TASK DATA:
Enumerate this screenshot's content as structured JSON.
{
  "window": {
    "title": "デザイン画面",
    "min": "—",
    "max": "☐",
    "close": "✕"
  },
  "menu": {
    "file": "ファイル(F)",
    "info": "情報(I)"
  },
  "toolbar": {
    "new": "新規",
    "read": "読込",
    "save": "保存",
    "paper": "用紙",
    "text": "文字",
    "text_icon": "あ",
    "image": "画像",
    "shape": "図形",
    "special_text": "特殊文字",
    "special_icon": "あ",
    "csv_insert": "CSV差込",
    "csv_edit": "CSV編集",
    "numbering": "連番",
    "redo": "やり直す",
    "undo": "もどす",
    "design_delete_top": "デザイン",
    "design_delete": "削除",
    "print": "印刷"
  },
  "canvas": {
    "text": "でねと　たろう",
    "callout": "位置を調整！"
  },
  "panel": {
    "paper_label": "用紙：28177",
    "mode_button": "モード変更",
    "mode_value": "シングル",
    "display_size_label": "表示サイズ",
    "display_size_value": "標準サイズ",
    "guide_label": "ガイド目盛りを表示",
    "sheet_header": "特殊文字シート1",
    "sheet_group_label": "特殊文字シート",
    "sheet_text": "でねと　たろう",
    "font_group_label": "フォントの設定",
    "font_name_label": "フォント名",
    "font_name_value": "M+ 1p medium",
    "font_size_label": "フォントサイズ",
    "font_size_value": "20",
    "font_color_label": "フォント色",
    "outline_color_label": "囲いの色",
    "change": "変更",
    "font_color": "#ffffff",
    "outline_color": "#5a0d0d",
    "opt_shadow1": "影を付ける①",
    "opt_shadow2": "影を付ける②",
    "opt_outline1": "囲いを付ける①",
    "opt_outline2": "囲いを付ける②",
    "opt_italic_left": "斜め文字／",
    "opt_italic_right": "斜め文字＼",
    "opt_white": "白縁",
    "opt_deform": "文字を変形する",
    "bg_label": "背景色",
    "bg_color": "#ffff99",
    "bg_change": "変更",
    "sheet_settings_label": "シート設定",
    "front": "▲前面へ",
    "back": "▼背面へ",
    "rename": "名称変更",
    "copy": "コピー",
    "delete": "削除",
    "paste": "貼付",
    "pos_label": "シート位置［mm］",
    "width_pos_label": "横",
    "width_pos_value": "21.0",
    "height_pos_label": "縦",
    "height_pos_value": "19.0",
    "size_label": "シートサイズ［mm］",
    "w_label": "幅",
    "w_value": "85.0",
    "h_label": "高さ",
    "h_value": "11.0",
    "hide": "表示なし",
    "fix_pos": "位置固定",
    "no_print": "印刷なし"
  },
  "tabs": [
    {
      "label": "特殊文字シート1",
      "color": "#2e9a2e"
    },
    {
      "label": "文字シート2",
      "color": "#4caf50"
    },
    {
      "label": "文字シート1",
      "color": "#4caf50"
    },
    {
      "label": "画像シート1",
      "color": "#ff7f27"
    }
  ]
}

GIVEN INSTRUCTION: Copy down the material exactly as written.

WRITTEN SOLUTION:
Enumerate this screenshot's content as structured JSON.
{
  "window": {
    "title": "デザイン画面",
    "min": "—",
    "max": "☐",
    "close": "✕"
  },
  "menu": {
    "file": "ファイル(F)",
    "info": "情報(I)"
  },
  "toolbar": {
    "new": "新規",
    "read": "読込",
    "save": "保存",
    "paper": "用紙",
    "text": "文字",
    "text_icon": "あ",
    "image": "画像",
    "shape": "図形",
    "special_text": "特殊文字",
    "special_icon": "あ",
    "csv_insert": "CSV差込",
    "csv_edit": "CSV編集",
    "numbering": "連番",
    "redo": "やり直す",
    "undo": "もどす",
    "design_delete_top": "デザイン",
    "design_delete": "削除",
    "print": "印刷"
  },
  "canvas": {
    "text": "でねと　たろう",
    "callout": "位置を調整！"
  },
  "panel": {
    "paper_label": "用紙：28177",
    "mode_button": "モード変更",
    "mode_value": "シングル",
    "display_size_label": "表示サイズ",
    "display_size_value": "標準サイズ",
    "guide_label": "ガイド目盛りを表示",
    "sheet_header": "特殊文字シート1",
    "sheet_group_label": "特殊文字シート",
    "sheet_text": "でねと　たろう",
    "font_group_label": "フォントの設定",
    "font_name_label": "フォント名",
    "font_name_value": "M+ 1p medium",
    "font_size_label": "フォントサイズ",
    "font_size_value": "20",
    "font_color_label": "フォント色",
    "outline_color_label": "囲いの色",
    "change": "変更",
    "font_color": "#ffffff",
    "outline_color": "#5a0d0d",
    "opt_shadow1": "影を付ける①",
    "opt_shadow2": "影を付ける②",
    "opt_outline1": "囲いを付ける①",
    "opt_outline2": "囲いを付ける②",
    "opt_italic_left": "斜め文字／",
    "opt_italic_right": "斜め文字＼",
    "opt_white": "白縁",
    "opt_deform": "文字を変形する",
    "bg_label": "背景色",
    "bg_color": "#ffff99",
    "bg_change": "変更",
    "sheet_settings_label": "シート設定",
    "front": "▲前面へ",
    "back": "▼背面へ",
    "rename": "名称変更",
    "copy": "コピー",
    "delete": "削除",
    "paste": "貼付",
    "pos_label": "シート位置［mm］",
    "width_pos_label": "横",
    "width_pos_value": "21.0",
    "height_pos_label": "縦",
    "height_pos_value": "19.0",
    "size_label": "シートサイズ［mm］",
    "w_label": "幅",
    "w_value": "85.0",
    "h_label": "高さ",
    "h_value": "11.0",
    "hide": "表示なし",
    "fix_pos": "位置固定",
    "no_print": "印刷なし"
  },
  "tabs": [
    {
      "label": "特殊文字シート1",
      "color": "#2e9a2e"
    },
    {
      "label": "文字シート2",
      "color": "#4caf50"
    },
    {
      "label": "文字シート1",
      "color": "#4caf50"
    },
    {
      "label": "画像シート1",
      "color": "#ff7f27"
    }
  ]
}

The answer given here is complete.